What to produce => Type out all the records word for word. Any pictures are to be left out.

• • • • • • •

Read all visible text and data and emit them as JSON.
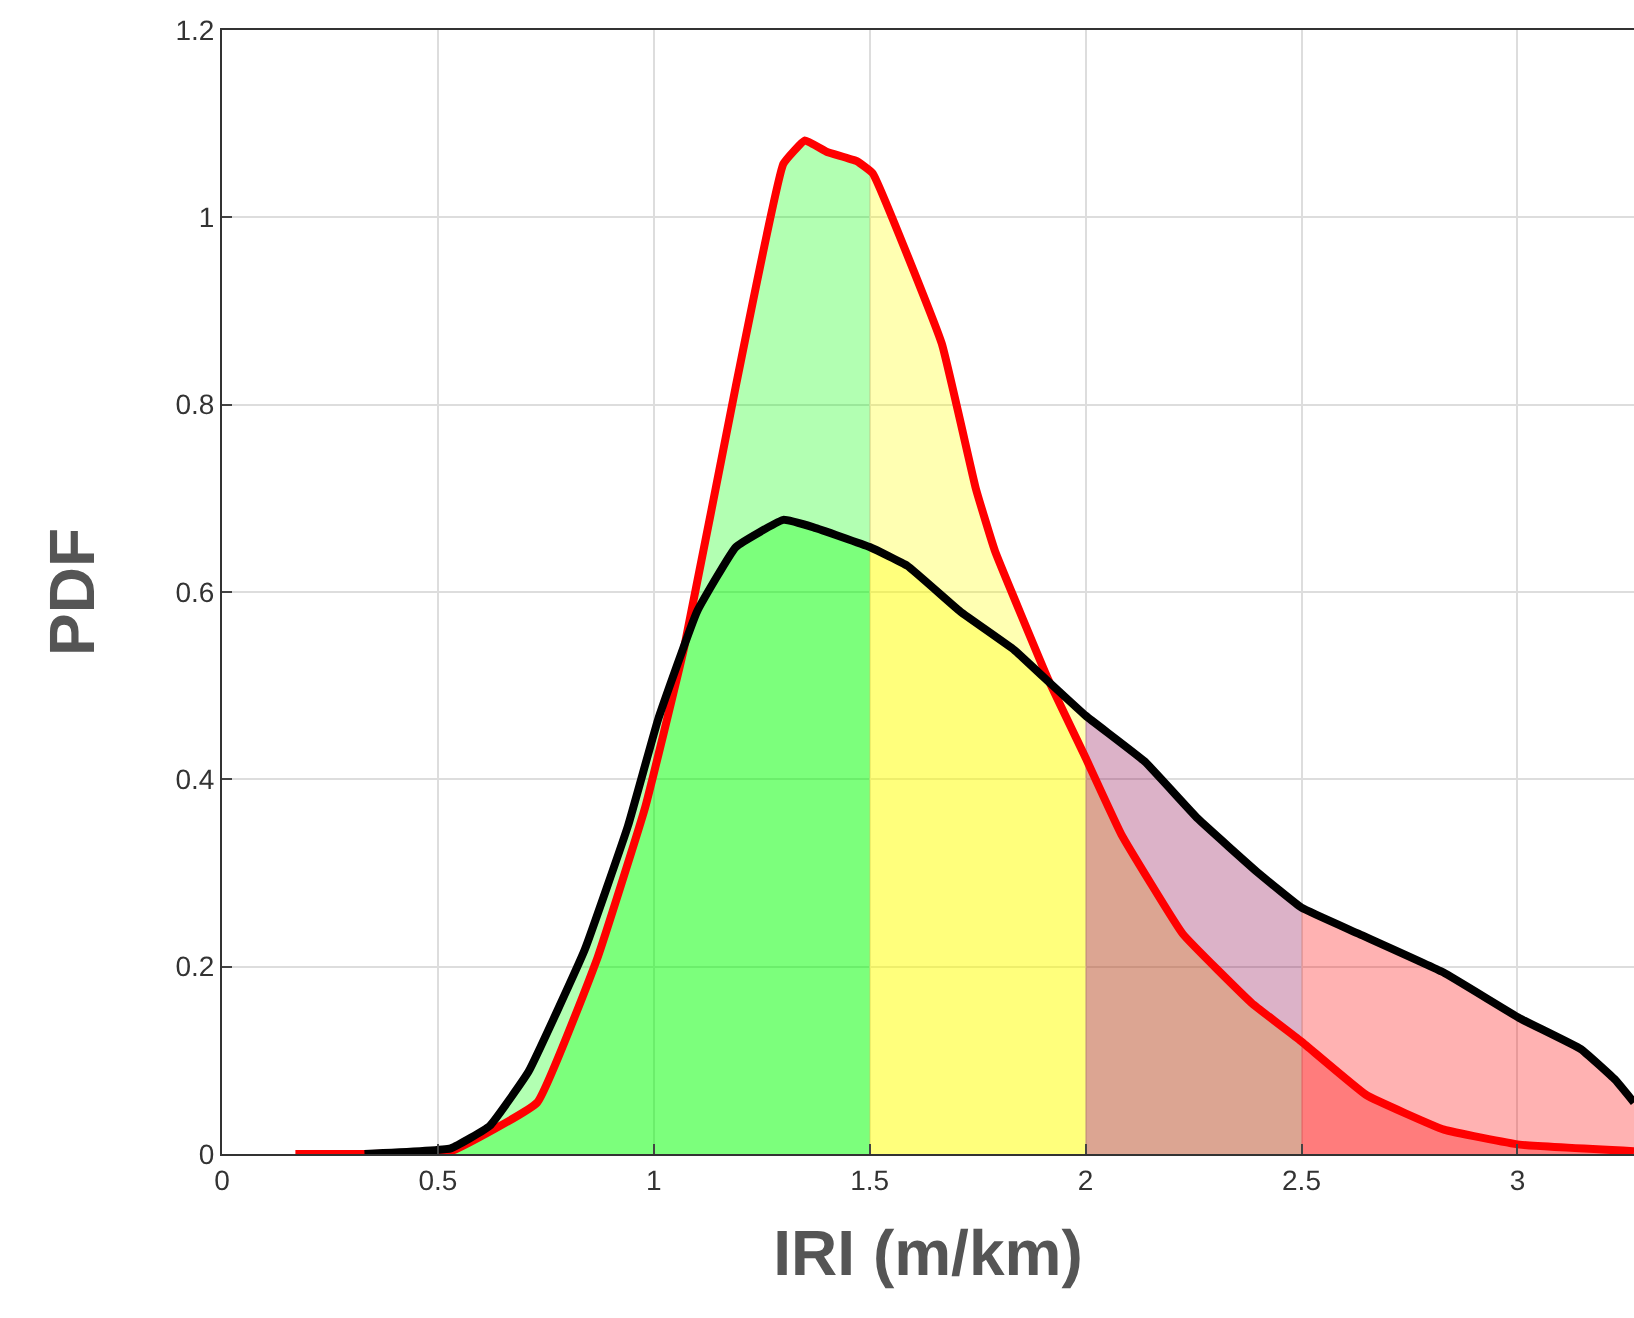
{
  "chart_data": {
    "type": "line",
    "xlabel": "IRI (m/km)",
    "ylabel": "PDF",
    "xlim": [
      0,
      3.27
    ],
    "xticks": [
      0,
      0.5,
      1,
      1.5,
      2,
      2.5,
      3
    ],
    "ylim": [
      0,
      1.2
    ],
    "yticks": [
      0,
      0.2,
      0.4,
      0.6,
      0.8,
      1,
      1.2
    ],
    "grid": true,
    "series": [
      {
        "type": "area",
        "color": "#00ff00",
        "x": [
          0.17,
          0.33,
          0.53,
          0.73,
          0.87,
          0.98,
          1.07,
          1.19,
          1.3,
          1.35,
          1.4,
          1.47,
          1.5
        ],
        "values": [
          0,
          0,
          0.003,
          0.055,
          0.21,
          0.37,
          0.54,
          0.82,
          1.057,
          1.082,
          1.07,
          1.06,
          1.05
        ]
      },
      {
        "type": "area",
        "color": "#ffff00",
        "x": [
          1.5,
          1.507,
          1.667,
          1.746,
          1.79,
          1.915,
          2.0
        ],
        "values": [
          1.05,
          1.047,
          0.865,
          0.71,
          0.644,
          0.505,
          0.423
        ]
      },
      {
        "type": "area",
        "color": "#ffc000",
        "x": [
          2.0,
          2.083,
          2.225,
          2.385,
          2.5
        ],
        "values": [
          0.423,
          0.341,
          0.235,
          0.161,
          0.12
        ]
      },
      {
        "type": "area",
        "color": "#ff0000",
        "x": [
          2.5,
          2.65,
          2.83,
          3.005,
          3.27
        ],
        "values": [
          0.12,
          0.063,
          0.026,
          0.01,
          0.003
        ]
      },
      {
        "type": "area",
        "color": "#00ff00",
        "x": [
          0.33,
          0.53,
          0.62,
          0.71,
          0.84,
          0.94,
          1.01,
          1.1,
          1.19,
          1.3,
          1.37,
          1.5
        ],
        "values": [
          0,
          0.006,
          0.03,
          0.088,
          0.218,
          0.35,
          0.464,
          0.579,
          0.648,
          0.677,
          0.669,
          0.648
        ]
      },
      {
        "type": "area",
        "color": "#ffff00",
        "x": [
          1.5,
          1.587,
          1.71,
          1.835,
          1.924,
          2.0
        ],
        "values": [
          0.648,
          0.628,
          0.579,
          0.538,
          0.5,
          0.468
        ]
      },
      {
        "type": "area",
        "color": "#8a0048",
        "x": [
          2.0,
          2.137,
          2.26,
          2.4,
          2.5
        ],
        "values": [
          0.468,
          0.419,
          0.358,
          0.3,
          0.263
        ]
      },
      {
        "type": "area",
        "color": "#ff0000",
        "x": [
          2.5,
          2.633,
          2.828,
          3.005,
          3.147,
          3.227,
          3.27
        ],
        "values": [
          0.263,
          0.235,
          0.194,
          0.145,
          0.112,
          0.079,
          0.055
        ]
      },
      {
        "color": "#ff0000",
        "x": [
          0.17,
          0.33,
          0.53,
          0.73,
          0.87,
          0.98,
          1.07,
          1.19,
          1.3,
          1.35,
          1.4,
          1.47,
          1.507,
          1.667,
          1.746,
          1.79,
          1.915,
          2.0,
          2.083,
          2.225,
          2.385,
          2.5,
          2.65,
          2.83,
          3.005,
          3.27
        ],
        "values": [
          0,
          0,
          0.003,
          0.055,
          0.21,
          0.37,
          0.54,
          0.82,
          1.057,
          1.082,
          1.07,
          1.06,
          1.047,
          0.865,
          0.71,
          0.644,
          0.505,
          0.423,
          0.341,
          0.235,
          0.161,
          0.12,
          0.063,
          0.026,
          0.01,
          0.003
        ]
      },
      {
        "color": "#000000",
        "x": [
          0.33,
          0.53,
          0.62,
          0.71,
          0.84,
          0.94,
          1.01,
          1.1,
          1.19,
          1.3,
          1.37,
          1.5,
          1.587,
          1.71,
          1.835,
          1.924,
          2.0,
          2.137,
          2.26,
          2.4,
          2.5,
          2.633,
          2.828,
          3.005,
          3.147,
          3.227,
          3.27
        ],
        "values": [
          0,
          0.006,
          0.03,
          0.088,
          0.218,
          0.35,
          0.464,
          0.579,
          0.648,
          0.677,
          0.669,
          0.648,
          0.628,
          0.579,
          0.538,
          0.5,
          0.468,
          0.419,
          0.358,
          0.3,
          0.263,
          0.235,
          0.194,
          0.145,
          0.112,
          0.079,
          0.055
        ]
      }
    ]
  }
}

• • • • • • •

Result for this task =>
Read all visible text and data and emit them as JSON.
{
  "chart_data": {
    "type": "line",
    "xlabel": "IRI (m/km)",
    "ylabel": "PDF",
    "xlim": [
      0,
      3.27
    ],
    "xticks": [
      0,
      0.5,
      1,
      1.5,
      2,
      2.5,
      3
    ],
    "ylim": [
      0,
      1.2
    ],
    "yticks": [
      0,
      0.2,
      0.4,
      0.6,
      0.8,
      1,
      1.2
    ],
    "grid": true,
    "series": [
      {
        "type": "area",
        "color": "#00ff00",
        "x": [
          0.17,
          0.33,
          0.53,
          0.73,
          0.87,
          0.98,
          1.07,
          1.19,
          1.3,
          1.35,
          1.4,
          1.47,
          1.5
        ],
        "values": [
          0,
          0,
          0.003,
          0.055,
          0.21,
          0.37,
          0.54,
          0.82,
          1.057,
          1.082,
          1.07,
          1.06,
          1.05
        ]
      },
      {
        "type": "area",
        "color": "#ffff00",
        "x": [
          1.5,
          1.507,
          1.667,
          1.746,
          1.79,
          1.915,
          2.0
        ],
        "values": [
          1.05,
          1.047,
          0.865,
          0.71,
          0.644,
          0.505,
          0.423
        ]
      },
      {
        "type": "area",
        "color": "#ffc000",
        "x": [
          2.0,
          2.083,
          2.225,
          2.385,
          2.5
        ],
        "values": [
          0.423,
          0.341,
          0.235,
          0.161,
          0.12
        ]
      },
      {
        "type": "area",
        "color": "#ff0000",
        "x": [
          2.5,
          2.65,
          2.83,
          3.005,
          3.27
        ],
        "values": [
          0.12,
          0.063,
          0.026,
          0.01,
          0.003
        ]
      },
      {
        "type": "area",
        "color": "#00ff00",
        "x": [
          0.33,
          0.53,
          0.62,
          0.71,
          0.84,
          0.94,
          1.01,
          1.1,
          1.19,
          1.3,
          1.37,
          1.5
        ],
        "values": [
          0,
          0.006,
          0.03,
          0.088,
          0.218,
          0.35,
          0.464,
          0.579,
          0.648,
          0.677,
          0.669,
          0.648
        ]
      },
      {
        "type": "area",
        "color": "#ffff00",
        "x": [
          1.5,
          1.587,
          1.71,
          1.835,
          1.924,
          2.0
        ],
        "values": [
          0.648,
          0.628,
          0.579,
          0.538,
          0.5,
          0.468
        ]
      },
      {
        "type": "area",
        "color": "#8a0048",
        "x": [
          2.0,
          2.137,
          2.26,
          2.4,
          2.5
        ],
        "values": [
          0.468,
          0.419,
          0.358,
          0.3,
          0.263
        ]
      },
      {
        "type": "area",
        "color": "#ff0000",
        "x": [
          2.5,
          2.633,
          2.828,
          3.005,
          3.147,
          3.227,
          3.27
        ],
        "values": [
          0.263,
          0.235,
          0.194,
          0.145,
          0.112,
          0.079,
          0.055
        ]
      },
      {
        "color": "#ff0000",
        "x": [
          0.17,
          0.33,
          0.53,
          0.73,
          0.87,
          0.98,
          1.07,
          1.19,
          1.3,
          1.35,
          1.4,
          1.47,
          1.507,
          1.667,
          1.746,
          1.79,
          1.915,
          2.0,
          2.083,
          2.225,
          2.385,
          2.5,
          2.65,
          2.83,
          3.005,
          3.27
        ],
        "values": [
          0,
          0,
          0.003,
          0.055,
          0.21,
          0.37,
          0.54,
          0.82,
          1.057,
          1.082,
          1.07,
          1.06,
          1.047,
          0.865,
          0.71,
          0.644,
          0.505,
          0.423,
          0.341,
          0.235,
          0.161,
          0.12,
          0.063,
          0.026,
          0.01,
          0.003
        ]
      },
      {
        "color": "#000000",
        "x": [
          0.33,
          0.53,
          0.62,
          0.71,
          0.84,
          0.94,
          1.01,
          1.1,
          1.19,
          1.3,
          1.37,
          1.5,
          1.587,
          1.71,
          1.835,
          1.924,
          2.0,
          2.137,
          2.26,
          2.4,
          2.5,
          2.633,
          2.828,
          3.005,
          3.147,
          3.227,
          3.27
        ],
        "values": [
          0,
          0.006,
          0.03,
          0.088,
          0.218,
          0.35,
          0.464,
          0.579,
          0.648,
          0.677,
          0.669,
          0.648,
          0.628,
          0.579,
          0.538,
          0.5,
          0.468,
          0.419,
          0.358,
          0.3,
          0.263,
          0.235,
          0.194,
          0.145,
          0.112,
          0.079,
          0.055
        ]
      }
    ]
  }
}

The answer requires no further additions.